# Palit GeForce GTX 680 JetStream 2 GB



## W1zzard (Apr 26, 2012)

Palit's GeForce GTX 680 JetStream offers several enhancements compared the NVIDIA reference design, like a quiet triple fan cooler, overclock out of the box and reduced power consumption. The best improvement is certainly that it comes at no price increase compared to the reference design.

*Show full review*


----------



## puma99dk| (Apr 30, 2012)

first, nice review and it's looks like a beautiful card there but i came over this spelling error actually or there is something i didn't knew about this card.

i through this card was a "Palit GTX 680 JetStream" not a "MSI GTX 680 JetStream" ^^;


----------



## W1zzard (Apr 30, 2012)

whoops. fixed


----------



## the54thvoid (Apr 30, 2012)

Hmm, suggested retail might be same as a standard card but in UK two sites list it as about £470 on pre-order.  Gouge away my retailers, gouge way.


----------



## Animalpak (Apr 30, 2012)

impressive results ! Is better than the EVGA GTX680 superclocked + ?


----------



## the54thvoid (Apr 30, 2012)

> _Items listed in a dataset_
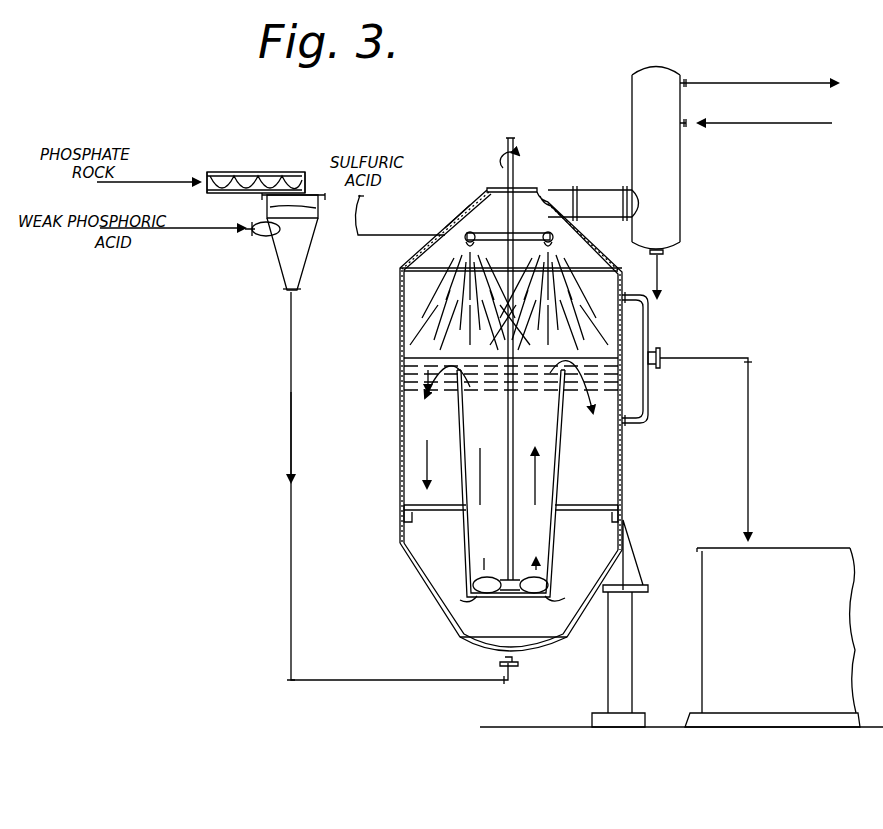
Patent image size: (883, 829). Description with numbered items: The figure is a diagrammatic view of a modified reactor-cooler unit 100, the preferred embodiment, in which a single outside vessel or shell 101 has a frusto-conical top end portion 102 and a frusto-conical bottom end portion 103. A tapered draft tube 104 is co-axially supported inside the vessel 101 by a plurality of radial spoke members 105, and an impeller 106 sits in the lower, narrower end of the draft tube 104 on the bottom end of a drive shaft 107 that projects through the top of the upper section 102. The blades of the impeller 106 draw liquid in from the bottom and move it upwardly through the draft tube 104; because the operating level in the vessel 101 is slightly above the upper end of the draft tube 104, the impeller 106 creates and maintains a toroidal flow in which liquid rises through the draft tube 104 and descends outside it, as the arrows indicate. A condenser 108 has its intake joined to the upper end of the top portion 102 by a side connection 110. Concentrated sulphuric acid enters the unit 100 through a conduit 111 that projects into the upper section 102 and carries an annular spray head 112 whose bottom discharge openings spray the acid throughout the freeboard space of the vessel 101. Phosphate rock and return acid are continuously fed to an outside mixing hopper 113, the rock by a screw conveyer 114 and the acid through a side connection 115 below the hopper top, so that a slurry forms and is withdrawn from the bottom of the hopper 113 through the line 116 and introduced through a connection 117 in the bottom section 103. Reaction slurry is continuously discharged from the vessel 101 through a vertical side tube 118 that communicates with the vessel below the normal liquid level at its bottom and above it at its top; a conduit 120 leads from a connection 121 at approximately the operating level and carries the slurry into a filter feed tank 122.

The reactor-cooler unit 100 is at (436, 160).
The outside vessel 101 is at (400, 325).
The frusto-conical top end portion 102 is at (480, 200).
The frusto-conical bottom end portion 103 is at (430, 596).
The tapered draft tube 104 is at (458, 415).
The radial spoke members 105 is at (404, 500).
The impeller 106 is at (502, 594).
The drive shaft 107 is at (516, 178).
The condenser 108 is at (680, 185).
The side connection 110 is at (598, 200).
The conduit 111 is at (400, 215).
The annular spray head 112 is at (472, 228).
The mixing hopper 113 is at (288, 263).
The screw conveyer 114 is at (250, 172).
The side connection 115 is at (262, 238).
The line 116 is at (290, 437).
The connection 117 is at (516, 668).
The vertical side tube 118 is at (645, 320).
The conduit 120 is at (714, 356).
The connection 121 is at (658, 350).
The filter feed tank 122 is at (800, 548).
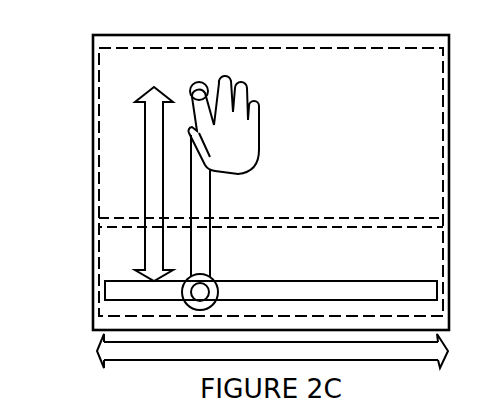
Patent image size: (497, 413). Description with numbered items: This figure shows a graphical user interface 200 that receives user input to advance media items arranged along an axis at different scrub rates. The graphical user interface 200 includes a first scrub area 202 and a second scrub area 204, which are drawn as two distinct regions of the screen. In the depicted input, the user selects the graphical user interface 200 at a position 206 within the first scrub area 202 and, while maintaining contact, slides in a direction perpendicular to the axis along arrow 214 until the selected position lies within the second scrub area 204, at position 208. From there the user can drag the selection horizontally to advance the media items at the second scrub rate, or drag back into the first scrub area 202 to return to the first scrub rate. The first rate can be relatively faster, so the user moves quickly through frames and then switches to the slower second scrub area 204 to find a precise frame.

The graphical user interface 200 is at (93, 36).
The first scrub area 202 is at (98, 262).
The second scrub area 204 is at (93, 103).
The position 206 is at (184, 287).
The position 208 is at (190, 92).
The arrow 214 is at (93, 204).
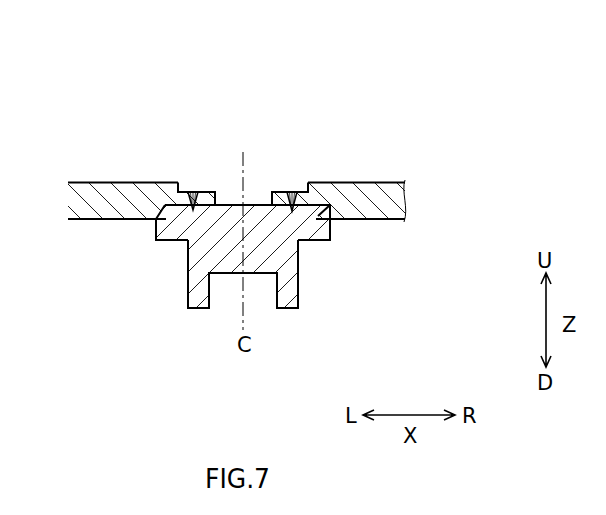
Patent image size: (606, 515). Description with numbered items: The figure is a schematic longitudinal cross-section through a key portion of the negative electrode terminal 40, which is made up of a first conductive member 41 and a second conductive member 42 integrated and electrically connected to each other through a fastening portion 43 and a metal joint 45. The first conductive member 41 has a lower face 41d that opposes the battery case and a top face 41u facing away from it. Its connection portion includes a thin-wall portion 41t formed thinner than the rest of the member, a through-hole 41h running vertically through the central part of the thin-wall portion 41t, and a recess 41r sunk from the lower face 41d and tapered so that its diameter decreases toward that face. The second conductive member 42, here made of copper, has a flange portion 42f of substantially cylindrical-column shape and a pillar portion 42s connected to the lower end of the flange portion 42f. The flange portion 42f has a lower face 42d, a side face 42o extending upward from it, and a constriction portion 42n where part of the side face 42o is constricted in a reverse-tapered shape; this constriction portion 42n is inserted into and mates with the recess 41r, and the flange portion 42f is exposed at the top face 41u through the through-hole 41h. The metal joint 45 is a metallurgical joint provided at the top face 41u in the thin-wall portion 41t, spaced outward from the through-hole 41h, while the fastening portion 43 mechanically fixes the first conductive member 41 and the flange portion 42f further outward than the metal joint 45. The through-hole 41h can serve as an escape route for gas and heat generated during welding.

The negative electrode terminal 40 is at (237, 197).
The first conductive member 41 is at (228, 196).
The top face 41u is at (93, 181).
The lower face 41d is at (92, 221).
The through-hole 41h is at (268, 195).
The thin-wall portion 41t is at (299, 189).
The recess 41r is at (170, 210).
The second conductive member 42 is at (247, 286).
The flange portion 42f is at (182, 233).
The constriction portion 42n is at (334, 222).
The side face 42o is at (333, 236).
The lower face 42d is at (306, 241).
The pillar portion 42s is at (280, 284).
The fastening portion 43 is at (153, 189).
The metal joint 45 is at (190, 182).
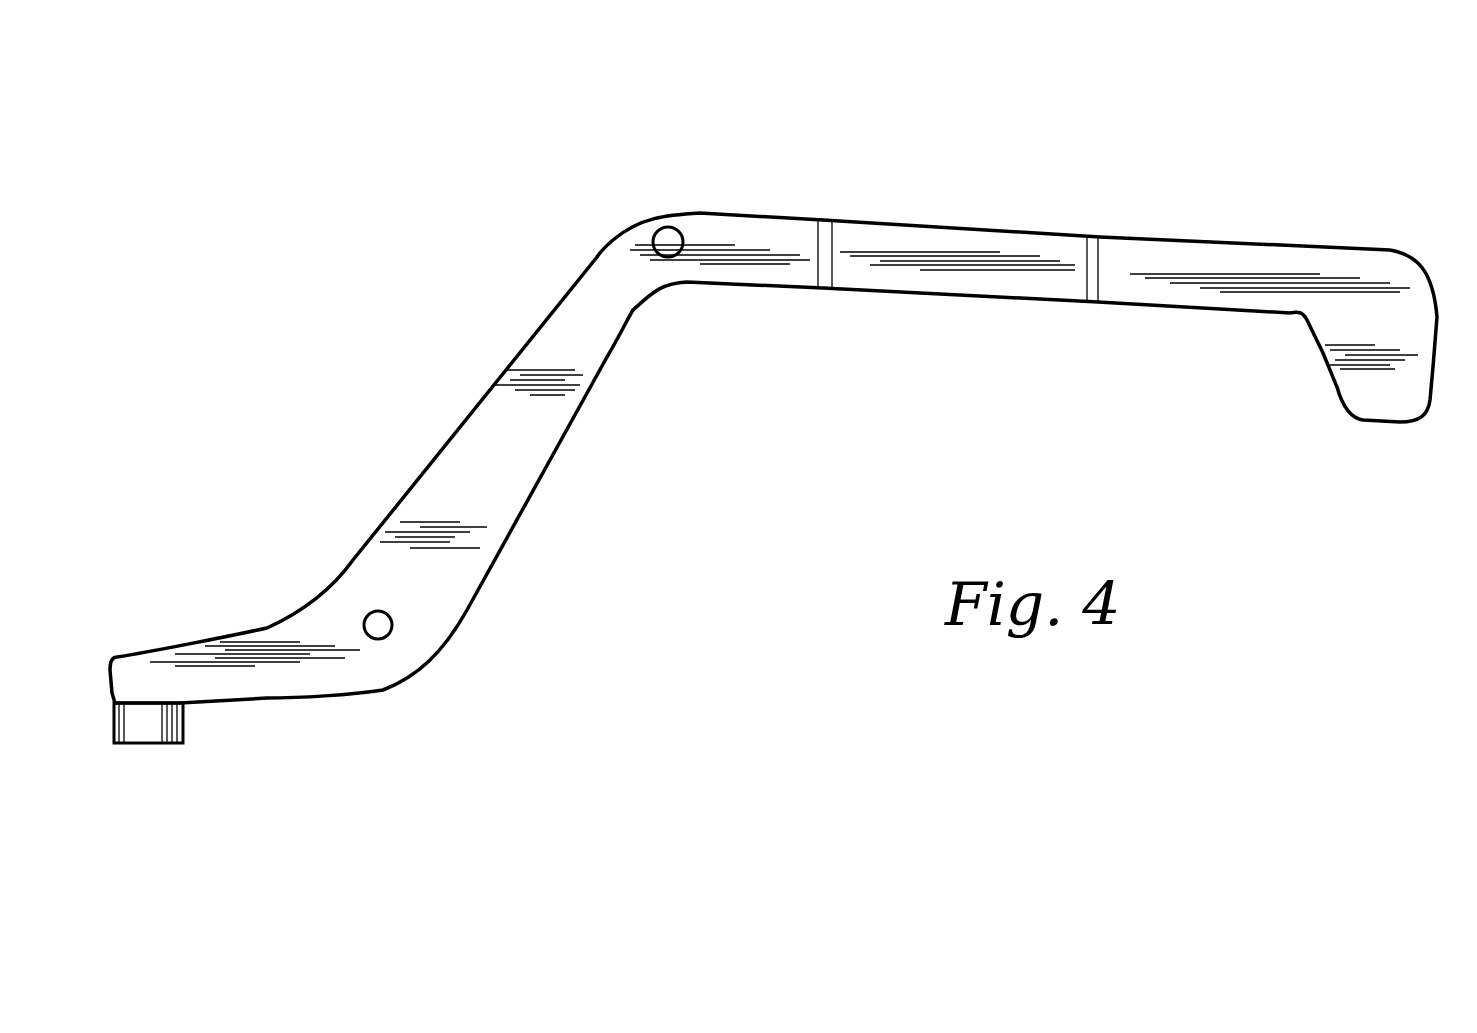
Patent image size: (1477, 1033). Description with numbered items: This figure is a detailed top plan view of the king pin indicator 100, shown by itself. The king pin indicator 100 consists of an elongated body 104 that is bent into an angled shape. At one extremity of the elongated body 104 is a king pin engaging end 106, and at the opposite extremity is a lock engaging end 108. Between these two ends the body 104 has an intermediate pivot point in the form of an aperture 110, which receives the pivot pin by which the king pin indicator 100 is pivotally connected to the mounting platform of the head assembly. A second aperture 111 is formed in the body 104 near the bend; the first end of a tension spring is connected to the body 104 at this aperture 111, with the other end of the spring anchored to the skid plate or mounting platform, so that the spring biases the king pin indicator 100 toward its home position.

The king pin indicator 100 is at (370, 318).
The elongated body 104 is at (513, 435).
The king pin engaging end 106 is at (152, 744).
The lock engaging end 108 is at (1347, 297).
The aperture 110 is at (382, 623).
The aperture 111 is at (667, 227).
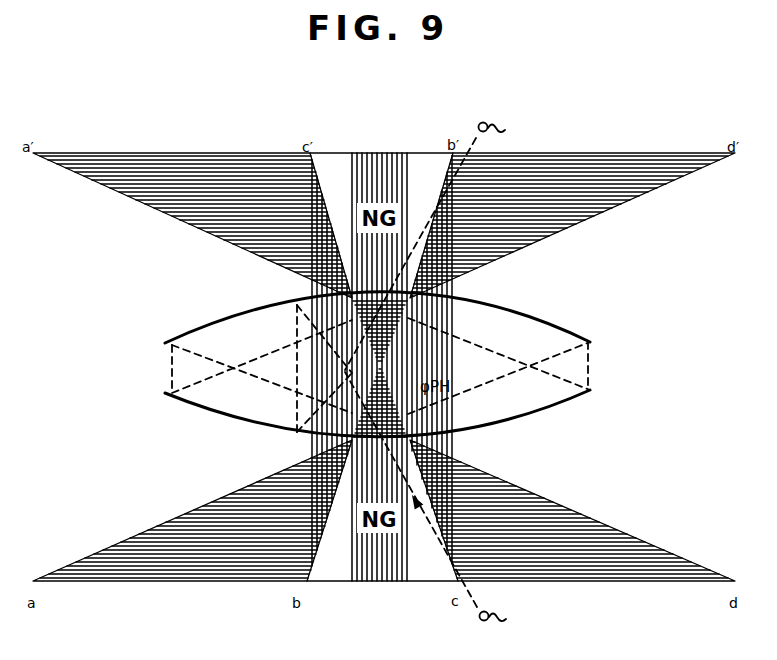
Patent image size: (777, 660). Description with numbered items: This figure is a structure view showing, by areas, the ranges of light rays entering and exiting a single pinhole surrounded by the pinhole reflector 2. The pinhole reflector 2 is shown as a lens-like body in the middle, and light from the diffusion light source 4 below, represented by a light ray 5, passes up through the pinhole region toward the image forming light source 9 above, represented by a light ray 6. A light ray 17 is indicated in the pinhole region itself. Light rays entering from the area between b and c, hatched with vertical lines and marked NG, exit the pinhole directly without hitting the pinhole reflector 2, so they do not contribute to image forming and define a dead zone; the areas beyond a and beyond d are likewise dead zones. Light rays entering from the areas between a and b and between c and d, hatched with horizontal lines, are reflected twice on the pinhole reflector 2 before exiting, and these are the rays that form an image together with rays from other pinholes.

The pinhole reflector 2 is at (542, 312).
The diffusion light source 4 is at (502, 622).
The light ray 5 is at (418, 490).
The light ray 6 is at (410, 243).
The image forming light source 9 is at (500, 133).
The light ray 17 is at (408, 352).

> _Given instruction_
Continue the forum thread about the Palit GeForce GTX 680 JetStream review from the point where it ends.

> _Result of this exercise_
For those in the UK, I did some hunting and found best site for gfx cards.  I've used before and got a RAT 7 mouse for way under price.  I've had no issues with the site and I'll be remembering to check them out next time.

http://www.lambda-tek.com/componentshop/index.pl?region=GB&level3=170

The Palit card reviewed by W1zz is on pre order at £415 (£55 less than OcUK and Scan).


----------



## Sasqui (Apr 30, 2012)

I am glad you added this:



> *Important:* Each GPU (including each GPU of the same make and model) will overclock slightly differently based on random production variances. This table just serves to provide a list of typical overclocks for similar cards,  reached during TPU review.



Well written... and true.


----------



## Benetanegia (Apr 30, 2012)

the54thvoid said:


> For those in the UK, I did some hunting and found best site for gfx cards.  I've used before and got a RAT 7 mouse for way under price.  I've had no issues with the site and I'll be remembering to check them out next time.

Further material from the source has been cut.